* PROBLEM DESCRIPTION *
Tally the lines that include "Новый". Output the number only.

* INPUT ROWS *
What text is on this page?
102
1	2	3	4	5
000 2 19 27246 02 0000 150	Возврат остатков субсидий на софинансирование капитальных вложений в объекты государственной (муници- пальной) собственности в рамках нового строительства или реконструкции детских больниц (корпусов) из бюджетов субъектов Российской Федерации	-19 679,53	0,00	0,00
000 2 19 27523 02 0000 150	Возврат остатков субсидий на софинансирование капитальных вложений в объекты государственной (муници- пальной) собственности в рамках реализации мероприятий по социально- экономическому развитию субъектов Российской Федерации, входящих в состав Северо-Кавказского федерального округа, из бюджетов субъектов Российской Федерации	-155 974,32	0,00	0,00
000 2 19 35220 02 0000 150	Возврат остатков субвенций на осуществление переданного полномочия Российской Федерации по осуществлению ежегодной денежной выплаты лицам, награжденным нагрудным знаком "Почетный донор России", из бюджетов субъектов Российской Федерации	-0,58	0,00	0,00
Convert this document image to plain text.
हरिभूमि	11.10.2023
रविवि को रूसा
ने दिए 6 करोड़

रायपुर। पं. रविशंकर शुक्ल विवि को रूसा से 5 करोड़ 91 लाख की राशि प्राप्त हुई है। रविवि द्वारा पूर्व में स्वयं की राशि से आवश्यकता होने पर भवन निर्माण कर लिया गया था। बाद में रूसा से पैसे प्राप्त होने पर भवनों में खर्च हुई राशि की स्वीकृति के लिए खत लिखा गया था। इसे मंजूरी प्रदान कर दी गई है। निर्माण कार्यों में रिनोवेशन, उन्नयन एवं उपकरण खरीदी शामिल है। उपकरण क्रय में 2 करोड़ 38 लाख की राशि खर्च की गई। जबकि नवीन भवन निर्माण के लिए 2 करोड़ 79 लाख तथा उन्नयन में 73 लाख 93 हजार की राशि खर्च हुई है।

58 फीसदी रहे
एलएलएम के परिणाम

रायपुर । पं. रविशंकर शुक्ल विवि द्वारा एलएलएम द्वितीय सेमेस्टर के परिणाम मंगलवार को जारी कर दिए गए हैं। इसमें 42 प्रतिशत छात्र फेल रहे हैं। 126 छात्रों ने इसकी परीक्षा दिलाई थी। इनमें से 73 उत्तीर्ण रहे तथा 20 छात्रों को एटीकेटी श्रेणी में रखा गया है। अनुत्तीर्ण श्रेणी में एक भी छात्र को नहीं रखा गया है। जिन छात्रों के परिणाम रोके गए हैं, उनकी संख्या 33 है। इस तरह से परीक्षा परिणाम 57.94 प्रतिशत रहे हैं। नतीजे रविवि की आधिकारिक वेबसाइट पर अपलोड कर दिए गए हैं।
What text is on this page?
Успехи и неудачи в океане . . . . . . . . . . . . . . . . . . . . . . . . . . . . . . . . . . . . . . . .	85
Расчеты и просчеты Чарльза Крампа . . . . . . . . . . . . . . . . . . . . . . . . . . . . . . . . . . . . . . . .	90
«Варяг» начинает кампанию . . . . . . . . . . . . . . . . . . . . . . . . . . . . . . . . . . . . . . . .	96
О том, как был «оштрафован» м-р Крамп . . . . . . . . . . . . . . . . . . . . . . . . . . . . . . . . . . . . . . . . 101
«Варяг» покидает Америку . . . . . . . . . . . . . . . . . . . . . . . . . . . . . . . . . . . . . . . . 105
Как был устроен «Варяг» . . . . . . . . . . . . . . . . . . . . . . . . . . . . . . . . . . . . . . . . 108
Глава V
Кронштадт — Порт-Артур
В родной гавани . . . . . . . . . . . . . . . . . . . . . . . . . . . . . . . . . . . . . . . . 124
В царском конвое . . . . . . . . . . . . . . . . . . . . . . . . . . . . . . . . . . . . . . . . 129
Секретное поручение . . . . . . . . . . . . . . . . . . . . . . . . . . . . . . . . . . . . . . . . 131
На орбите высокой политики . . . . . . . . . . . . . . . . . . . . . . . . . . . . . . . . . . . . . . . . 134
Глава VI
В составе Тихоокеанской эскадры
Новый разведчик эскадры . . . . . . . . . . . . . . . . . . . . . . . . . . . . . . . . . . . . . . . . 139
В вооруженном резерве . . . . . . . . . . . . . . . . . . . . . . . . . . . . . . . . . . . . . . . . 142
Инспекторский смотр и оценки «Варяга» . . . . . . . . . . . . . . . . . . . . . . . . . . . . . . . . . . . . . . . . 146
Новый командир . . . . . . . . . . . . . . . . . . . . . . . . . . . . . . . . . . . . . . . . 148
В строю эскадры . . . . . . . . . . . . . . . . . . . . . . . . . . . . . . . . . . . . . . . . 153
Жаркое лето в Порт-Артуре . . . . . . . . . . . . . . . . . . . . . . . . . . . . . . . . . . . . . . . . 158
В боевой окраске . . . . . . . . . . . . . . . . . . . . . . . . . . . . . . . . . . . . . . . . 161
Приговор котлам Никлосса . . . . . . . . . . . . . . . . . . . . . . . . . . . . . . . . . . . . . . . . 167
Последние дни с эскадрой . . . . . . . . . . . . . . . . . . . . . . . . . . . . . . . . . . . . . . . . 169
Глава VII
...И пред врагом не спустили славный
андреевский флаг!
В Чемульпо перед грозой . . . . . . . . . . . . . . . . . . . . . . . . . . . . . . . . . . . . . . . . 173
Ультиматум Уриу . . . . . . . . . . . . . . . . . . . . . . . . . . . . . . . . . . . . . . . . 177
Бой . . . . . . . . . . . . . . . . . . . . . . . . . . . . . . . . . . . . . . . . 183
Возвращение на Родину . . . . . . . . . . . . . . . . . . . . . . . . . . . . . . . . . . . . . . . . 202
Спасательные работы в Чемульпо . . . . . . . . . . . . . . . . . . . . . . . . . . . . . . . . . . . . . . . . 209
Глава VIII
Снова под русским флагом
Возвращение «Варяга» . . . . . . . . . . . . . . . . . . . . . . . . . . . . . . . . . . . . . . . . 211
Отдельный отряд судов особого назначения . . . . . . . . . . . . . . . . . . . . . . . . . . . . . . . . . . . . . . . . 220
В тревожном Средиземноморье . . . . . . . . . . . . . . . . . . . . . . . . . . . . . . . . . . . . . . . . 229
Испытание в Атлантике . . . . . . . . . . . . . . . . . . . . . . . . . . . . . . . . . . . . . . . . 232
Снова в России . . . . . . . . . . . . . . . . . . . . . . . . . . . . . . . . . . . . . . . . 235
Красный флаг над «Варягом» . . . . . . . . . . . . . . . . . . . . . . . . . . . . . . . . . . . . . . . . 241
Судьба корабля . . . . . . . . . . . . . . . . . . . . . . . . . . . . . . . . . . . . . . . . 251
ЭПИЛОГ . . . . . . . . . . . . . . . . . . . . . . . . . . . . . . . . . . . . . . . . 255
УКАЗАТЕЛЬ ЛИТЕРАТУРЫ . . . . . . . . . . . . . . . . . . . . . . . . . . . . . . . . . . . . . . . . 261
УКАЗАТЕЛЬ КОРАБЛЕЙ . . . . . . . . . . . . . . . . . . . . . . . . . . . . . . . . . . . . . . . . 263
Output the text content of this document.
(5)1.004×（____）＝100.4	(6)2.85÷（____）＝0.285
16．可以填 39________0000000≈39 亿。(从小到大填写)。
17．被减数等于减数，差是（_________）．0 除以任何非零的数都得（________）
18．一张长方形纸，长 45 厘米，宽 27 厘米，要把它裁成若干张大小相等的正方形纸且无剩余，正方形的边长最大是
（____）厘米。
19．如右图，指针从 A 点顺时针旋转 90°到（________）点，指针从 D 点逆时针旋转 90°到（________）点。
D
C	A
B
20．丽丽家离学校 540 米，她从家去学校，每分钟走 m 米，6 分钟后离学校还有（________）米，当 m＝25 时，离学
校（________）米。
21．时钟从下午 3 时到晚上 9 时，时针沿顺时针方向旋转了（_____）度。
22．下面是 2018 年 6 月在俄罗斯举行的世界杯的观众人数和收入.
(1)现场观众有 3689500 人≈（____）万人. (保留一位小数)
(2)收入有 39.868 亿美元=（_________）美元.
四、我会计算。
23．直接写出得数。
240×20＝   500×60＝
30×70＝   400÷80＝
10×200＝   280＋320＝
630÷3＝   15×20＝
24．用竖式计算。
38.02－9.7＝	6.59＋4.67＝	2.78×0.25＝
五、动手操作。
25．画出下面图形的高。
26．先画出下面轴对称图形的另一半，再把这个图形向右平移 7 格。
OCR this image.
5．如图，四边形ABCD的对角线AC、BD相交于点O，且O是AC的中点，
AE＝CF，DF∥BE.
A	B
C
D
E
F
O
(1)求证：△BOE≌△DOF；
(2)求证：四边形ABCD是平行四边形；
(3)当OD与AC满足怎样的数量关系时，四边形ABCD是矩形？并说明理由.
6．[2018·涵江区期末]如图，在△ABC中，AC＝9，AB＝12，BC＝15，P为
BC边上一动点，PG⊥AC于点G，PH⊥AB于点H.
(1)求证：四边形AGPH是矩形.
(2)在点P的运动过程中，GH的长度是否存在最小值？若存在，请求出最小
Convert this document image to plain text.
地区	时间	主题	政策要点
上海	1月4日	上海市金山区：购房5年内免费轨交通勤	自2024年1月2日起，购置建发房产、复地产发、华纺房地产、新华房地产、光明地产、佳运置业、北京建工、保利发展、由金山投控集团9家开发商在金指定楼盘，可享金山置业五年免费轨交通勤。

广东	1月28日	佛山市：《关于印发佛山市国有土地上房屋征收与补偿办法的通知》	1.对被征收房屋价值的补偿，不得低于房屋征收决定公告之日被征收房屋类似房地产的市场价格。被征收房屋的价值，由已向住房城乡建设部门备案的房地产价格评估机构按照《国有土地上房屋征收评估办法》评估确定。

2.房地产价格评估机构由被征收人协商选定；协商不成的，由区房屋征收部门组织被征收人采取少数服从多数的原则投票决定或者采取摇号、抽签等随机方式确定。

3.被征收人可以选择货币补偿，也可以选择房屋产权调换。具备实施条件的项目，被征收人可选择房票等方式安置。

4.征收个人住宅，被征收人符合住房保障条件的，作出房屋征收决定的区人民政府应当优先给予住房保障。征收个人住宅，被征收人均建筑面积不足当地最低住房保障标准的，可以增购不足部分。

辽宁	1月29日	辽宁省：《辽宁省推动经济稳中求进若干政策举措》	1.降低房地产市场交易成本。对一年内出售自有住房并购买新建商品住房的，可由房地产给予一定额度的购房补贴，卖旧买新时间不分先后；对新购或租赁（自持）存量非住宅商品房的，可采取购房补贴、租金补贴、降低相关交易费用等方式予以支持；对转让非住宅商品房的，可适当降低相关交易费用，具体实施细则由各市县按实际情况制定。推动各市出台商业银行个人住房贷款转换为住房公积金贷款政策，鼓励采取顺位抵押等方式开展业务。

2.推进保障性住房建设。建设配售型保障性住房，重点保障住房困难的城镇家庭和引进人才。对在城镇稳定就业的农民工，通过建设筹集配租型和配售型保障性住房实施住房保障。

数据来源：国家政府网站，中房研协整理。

* TASK SOLUTION *
2